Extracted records
______

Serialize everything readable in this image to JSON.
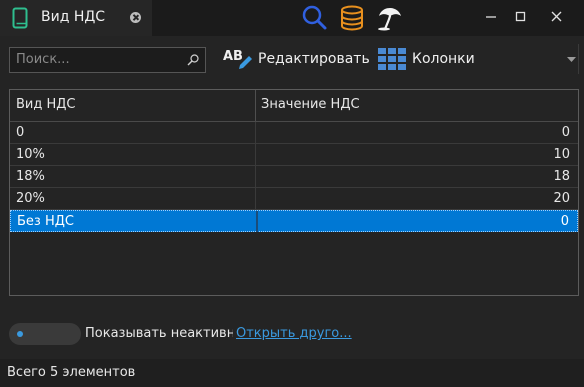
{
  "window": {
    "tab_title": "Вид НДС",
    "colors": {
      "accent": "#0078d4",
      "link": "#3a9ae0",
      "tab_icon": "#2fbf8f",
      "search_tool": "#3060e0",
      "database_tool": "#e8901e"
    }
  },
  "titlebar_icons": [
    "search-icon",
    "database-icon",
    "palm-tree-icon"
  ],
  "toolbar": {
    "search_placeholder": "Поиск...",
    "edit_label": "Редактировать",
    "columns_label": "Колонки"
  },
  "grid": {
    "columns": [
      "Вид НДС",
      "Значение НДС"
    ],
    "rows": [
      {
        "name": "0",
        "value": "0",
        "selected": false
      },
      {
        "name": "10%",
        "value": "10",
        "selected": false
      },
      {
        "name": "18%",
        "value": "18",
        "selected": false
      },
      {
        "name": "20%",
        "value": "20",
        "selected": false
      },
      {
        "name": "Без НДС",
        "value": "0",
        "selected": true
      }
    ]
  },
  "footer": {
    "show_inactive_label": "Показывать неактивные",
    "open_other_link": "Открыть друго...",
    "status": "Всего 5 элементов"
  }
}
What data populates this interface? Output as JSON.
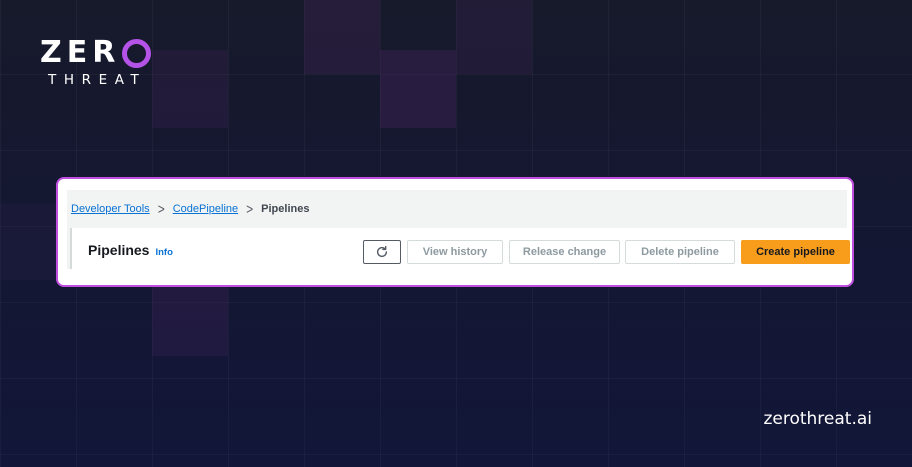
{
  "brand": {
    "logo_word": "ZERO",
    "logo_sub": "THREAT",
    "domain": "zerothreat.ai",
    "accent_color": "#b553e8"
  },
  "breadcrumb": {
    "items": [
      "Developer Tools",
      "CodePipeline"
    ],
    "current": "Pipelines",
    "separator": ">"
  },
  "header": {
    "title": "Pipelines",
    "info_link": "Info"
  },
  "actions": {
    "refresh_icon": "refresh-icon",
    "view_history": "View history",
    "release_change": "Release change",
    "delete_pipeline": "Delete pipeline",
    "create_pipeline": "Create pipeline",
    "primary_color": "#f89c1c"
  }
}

______

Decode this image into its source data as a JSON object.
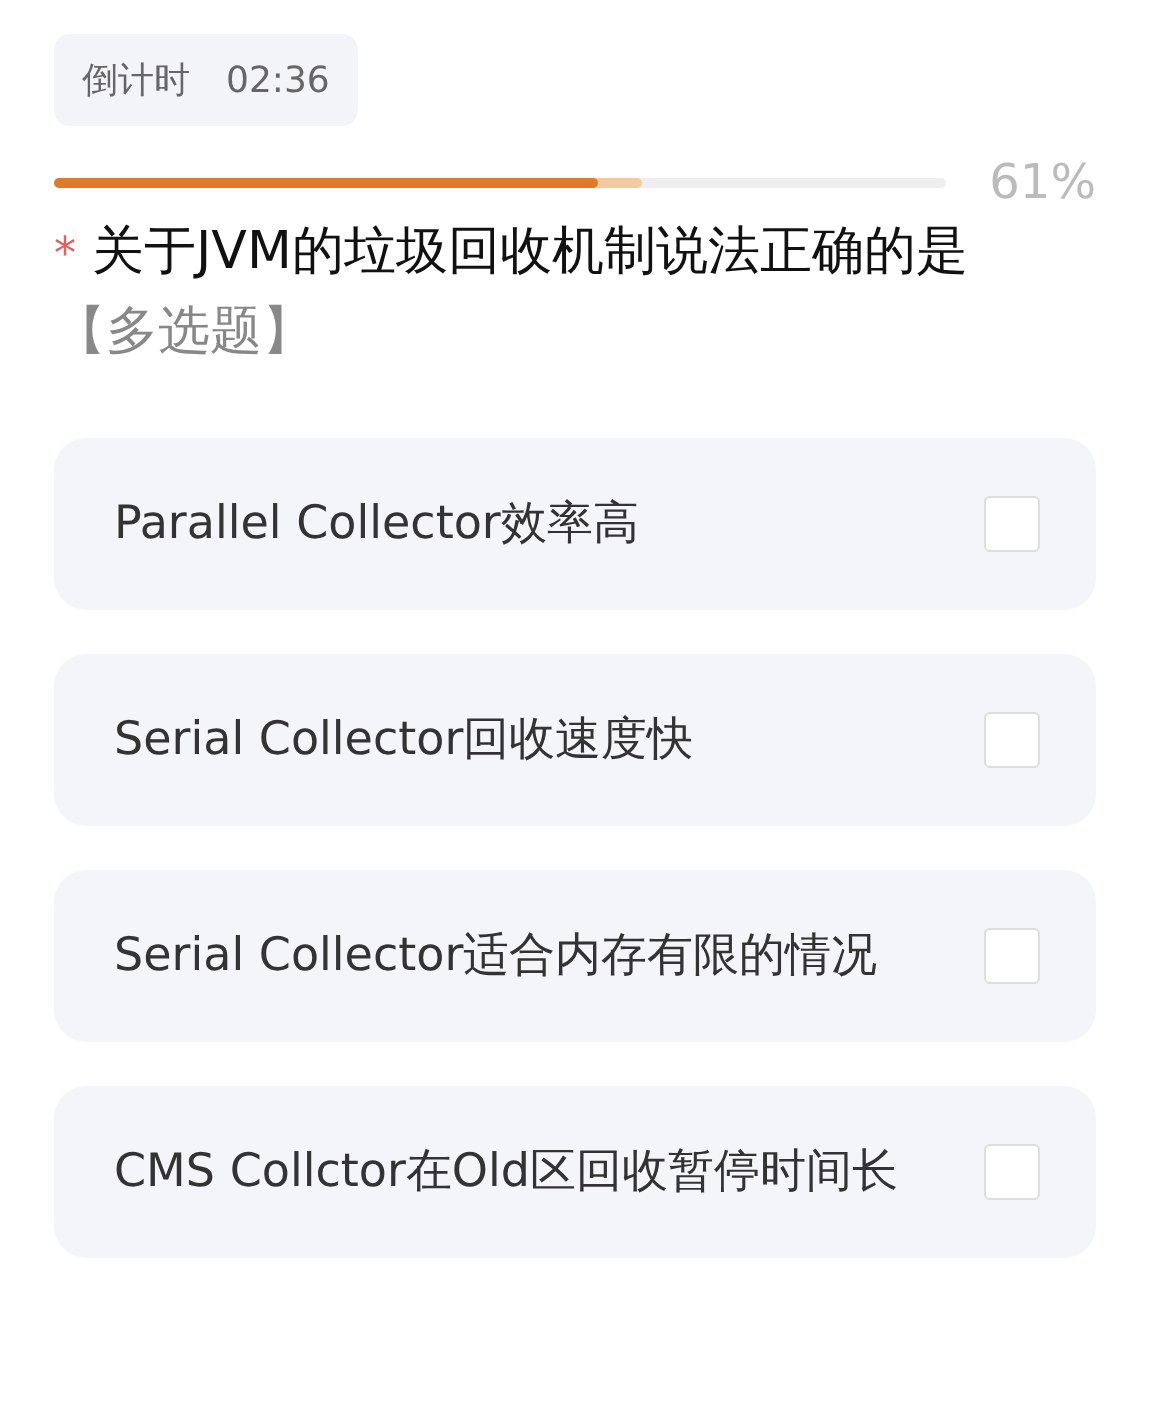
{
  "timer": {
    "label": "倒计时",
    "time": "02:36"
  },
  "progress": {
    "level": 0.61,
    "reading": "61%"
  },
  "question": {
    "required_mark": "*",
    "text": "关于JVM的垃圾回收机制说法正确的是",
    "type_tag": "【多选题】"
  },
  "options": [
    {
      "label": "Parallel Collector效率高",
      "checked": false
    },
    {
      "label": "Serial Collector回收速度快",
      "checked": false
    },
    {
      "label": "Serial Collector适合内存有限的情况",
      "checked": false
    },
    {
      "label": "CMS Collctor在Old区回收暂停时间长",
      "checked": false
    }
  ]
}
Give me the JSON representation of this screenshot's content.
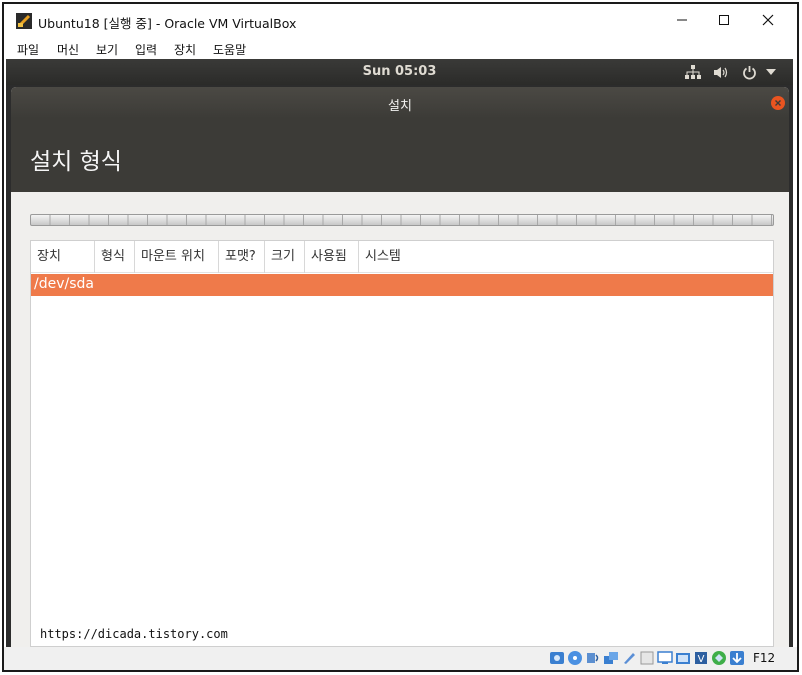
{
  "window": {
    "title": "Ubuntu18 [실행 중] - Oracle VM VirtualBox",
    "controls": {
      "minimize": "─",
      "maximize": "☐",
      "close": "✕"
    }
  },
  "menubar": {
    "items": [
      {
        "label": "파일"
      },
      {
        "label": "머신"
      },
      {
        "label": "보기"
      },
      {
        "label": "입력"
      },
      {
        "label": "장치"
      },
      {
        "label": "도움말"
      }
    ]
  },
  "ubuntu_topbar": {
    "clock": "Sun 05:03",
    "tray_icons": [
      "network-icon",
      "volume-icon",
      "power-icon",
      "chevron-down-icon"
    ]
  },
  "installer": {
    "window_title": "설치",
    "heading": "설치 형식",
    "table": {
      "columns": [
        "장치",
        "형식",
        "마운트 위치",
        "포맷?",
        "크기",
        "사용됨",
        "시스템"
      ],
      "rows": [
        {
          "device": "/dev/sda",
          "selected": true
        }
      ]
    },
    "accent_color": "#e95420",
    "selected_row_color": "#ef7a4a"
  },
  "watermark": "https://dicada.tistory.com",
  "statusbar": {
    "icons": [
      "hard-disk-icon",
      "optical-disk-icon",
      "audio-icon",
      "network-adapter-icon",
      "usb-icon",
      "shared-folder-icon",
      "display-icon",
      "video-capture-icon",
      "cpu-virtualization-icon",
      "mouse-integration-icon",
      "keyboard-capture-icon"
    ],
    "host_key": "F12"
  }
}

______

» **CHALLENGE**
Go through the records above and copy every line with the word "capture".

» **EXERCISE RESULT**
      "video-capture-icon",
      "keyboard-capture-icon"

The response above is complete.